Directions for this task -
Count the lines below holding "unit" and answer with that number only.

--- Entries provided ---

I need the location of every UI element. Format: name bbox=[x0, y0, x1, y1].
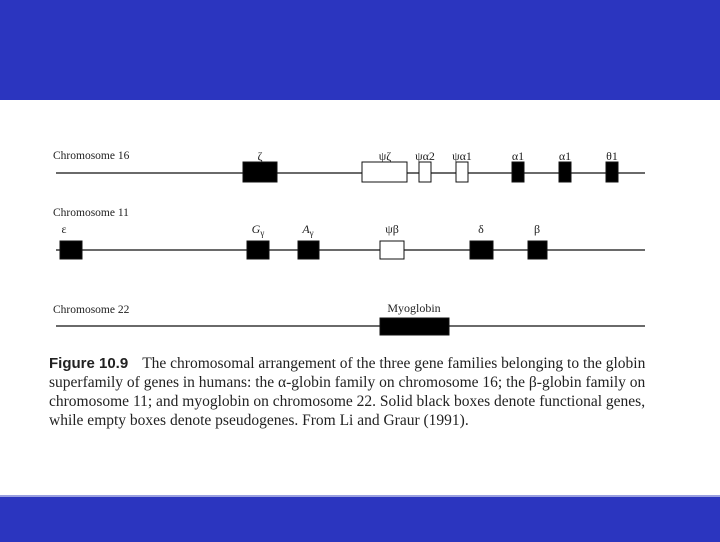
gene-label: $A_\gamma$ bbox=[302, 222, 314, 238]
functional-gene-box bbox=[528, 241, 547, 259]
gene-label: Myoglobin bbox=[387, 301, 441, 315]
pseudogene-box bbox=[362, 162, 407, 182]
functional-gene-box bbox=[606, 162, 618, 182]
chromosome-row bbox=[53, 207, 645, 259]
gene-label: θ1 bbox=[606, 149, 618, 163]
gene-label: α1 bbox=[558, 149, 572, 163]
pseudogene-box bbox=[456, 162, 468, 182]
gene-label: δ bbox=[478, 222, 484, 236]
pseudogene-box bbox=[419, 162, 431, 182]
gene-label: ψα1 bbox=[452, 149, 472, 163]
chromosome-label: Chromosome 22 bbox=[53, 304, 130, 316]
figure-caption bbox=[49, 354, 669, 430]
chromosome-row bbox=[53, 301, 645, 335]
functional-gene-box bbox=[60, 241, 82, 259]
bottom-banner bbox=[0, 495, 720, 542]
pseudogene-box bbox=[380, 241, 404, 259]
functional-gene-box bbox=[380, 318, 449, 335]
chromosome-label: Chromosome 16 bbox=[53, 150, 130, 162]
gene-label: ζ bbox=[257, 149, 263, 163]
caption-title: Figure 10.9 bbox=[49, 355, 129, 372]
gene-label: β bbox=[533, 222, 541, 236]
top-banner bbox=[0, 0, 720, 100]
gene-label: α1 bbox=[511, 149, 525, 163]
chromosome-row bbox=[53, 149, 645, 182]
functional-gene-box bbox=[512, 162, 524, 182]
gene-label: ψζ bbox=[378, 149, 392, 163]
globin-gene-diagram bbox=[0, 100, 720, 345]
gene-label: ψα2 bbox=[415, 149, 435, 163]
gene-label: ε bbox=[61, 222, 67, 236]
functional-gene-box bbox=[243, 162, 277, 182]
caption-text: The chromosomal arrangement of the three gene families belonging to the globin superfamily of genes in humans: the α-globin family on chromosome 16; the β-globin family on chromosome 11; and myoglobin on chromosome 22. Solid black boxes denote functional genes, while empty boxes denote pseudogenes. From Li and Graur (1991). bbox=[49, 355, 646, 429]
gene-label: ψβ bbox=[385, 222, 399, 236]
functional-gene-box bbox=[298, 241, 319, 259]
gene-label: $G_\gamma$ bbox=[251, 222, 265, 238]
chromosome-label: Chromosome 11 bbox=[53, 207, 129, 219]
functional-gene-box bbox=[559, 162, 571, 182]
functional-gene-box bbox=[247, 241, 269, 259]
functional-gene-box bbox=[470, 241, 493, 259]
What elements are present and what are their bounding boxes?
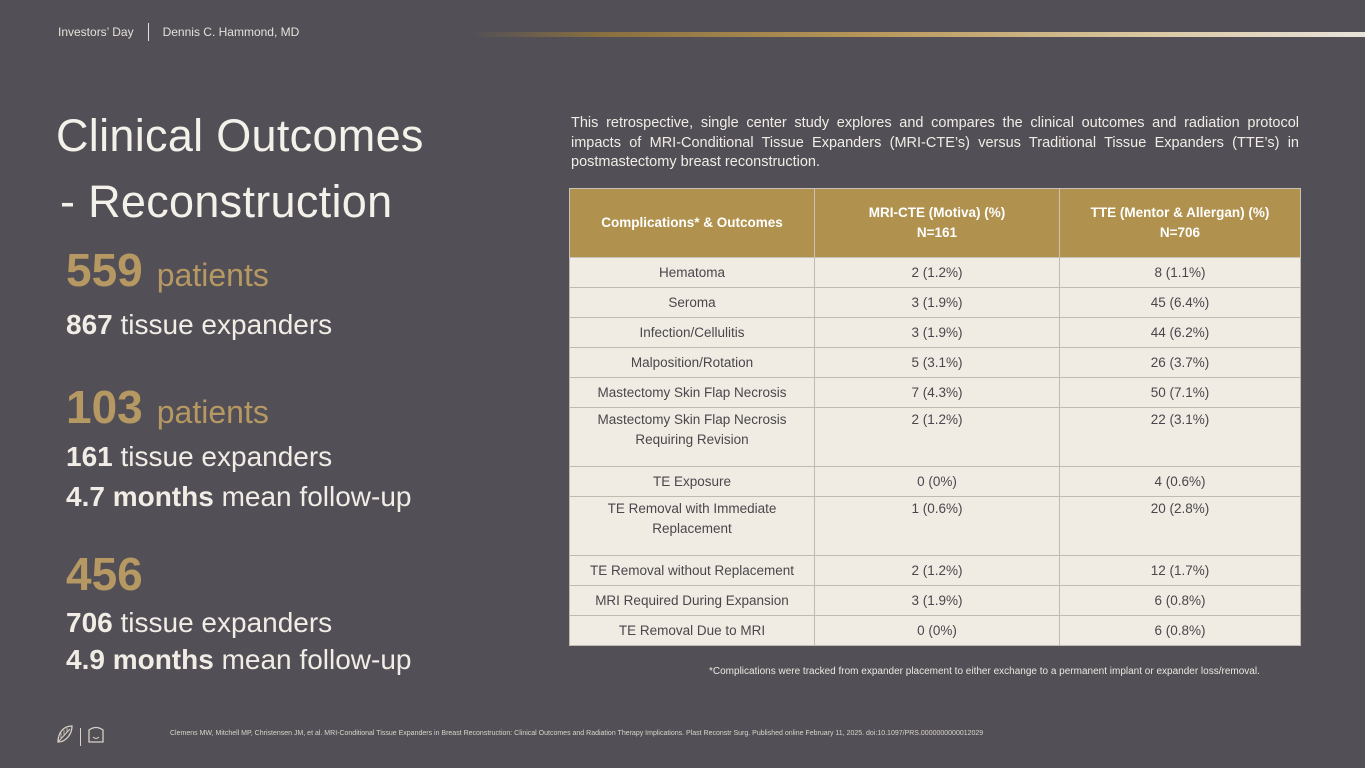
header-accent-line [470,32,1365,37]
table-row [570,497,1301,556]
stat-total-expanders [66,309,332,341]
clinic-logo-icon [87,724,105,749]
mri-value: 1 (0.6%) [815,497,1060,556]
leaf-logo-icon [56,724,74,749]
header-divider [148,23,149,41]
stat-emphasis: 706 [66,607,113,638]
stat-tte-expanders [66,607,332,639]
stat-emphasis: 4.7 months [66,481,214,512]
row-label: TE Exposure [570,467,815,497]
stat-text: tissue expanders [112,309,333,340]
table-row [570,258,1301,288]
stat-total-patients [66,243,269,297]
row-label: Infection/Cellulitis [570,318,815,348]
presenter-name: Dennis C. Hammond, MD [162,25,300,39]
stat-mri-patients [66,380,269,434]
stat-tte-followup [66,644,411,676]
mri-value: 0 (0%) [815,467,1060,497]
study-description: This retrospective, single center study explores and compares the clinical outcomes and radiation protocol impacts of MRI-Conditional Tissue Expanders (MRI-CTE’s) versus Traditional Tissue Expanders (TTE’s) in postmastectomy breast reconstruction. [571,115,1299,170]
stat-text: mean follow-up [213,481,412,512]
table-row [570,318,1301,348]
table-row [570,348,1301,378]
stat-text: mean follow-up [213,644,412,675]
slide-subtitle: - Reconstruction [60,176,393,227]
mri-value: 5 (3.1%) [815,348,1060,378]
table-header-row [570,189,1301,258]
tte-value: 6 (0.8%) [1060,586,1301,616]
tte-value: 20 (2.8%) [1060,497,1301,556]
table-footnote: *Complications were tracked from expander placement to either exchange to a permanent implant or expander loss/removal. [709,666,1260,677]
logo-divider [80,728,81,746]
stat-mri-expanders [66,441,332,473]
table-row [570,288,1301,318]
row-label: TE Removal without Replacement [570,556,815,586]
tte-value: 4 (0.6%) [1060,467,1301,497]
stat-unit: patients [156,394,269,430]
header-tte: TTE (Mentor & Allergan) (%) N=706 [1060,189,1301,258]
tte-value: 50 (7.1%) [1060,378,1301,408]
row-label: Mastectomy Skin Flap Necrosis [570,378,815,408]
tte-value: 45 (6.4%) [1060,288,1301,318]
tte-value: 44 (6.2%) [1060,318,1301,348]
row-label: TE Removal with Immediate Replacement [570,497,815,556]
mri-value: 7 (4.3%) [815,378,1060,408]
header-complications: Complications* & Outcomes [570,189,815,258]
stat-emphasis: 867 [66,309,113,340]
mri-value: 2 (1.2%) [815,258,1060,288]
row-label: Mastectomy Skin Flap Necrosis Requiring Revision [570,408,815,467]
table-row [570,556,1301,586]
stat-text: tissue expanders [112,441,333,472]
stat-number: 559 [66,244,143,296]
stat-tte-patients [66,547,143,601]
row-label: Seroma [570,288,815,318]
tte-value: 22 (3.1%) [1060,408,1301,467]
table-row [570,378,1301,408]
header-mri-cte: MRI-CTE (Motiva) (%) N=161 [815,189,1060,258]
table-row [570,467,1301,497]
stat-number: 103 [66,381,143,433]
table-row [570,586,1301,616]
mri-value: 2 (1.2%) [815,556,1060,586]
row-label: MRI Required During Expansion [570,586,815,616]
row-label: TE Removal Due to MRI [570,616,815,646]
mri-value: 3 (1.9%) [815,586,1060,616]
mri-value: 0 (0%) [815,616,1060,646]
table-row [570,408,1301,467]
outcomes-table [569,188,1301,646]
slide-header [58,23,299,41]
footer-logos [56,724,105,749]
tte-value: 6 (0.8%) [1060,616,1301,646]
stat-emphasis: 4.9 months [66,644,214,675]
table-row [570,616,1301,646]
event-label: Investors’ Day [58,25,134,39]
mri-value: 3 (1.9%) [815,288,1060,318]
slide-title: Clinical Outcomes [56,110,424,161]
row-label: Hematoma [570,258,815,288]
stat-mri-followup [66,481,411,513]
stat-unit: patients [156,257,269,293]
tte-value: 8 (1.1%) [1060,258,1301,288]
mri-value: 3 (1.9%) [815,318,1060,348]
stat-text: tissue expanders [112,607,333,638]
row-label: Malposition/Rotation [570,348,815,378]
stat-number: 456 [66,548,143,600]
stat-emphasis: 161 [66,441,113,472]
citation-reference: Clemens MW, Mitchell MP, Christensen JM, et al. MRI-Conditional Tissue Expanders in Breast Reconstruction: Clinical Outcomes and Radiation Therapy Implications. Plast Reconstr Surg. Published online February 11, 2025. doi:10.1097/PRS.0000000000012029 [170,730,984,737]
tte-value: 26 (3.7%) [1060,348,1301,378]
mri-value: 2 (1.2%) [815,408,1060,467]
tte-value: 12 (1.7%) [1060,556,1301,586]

---

Output of the exercise -
2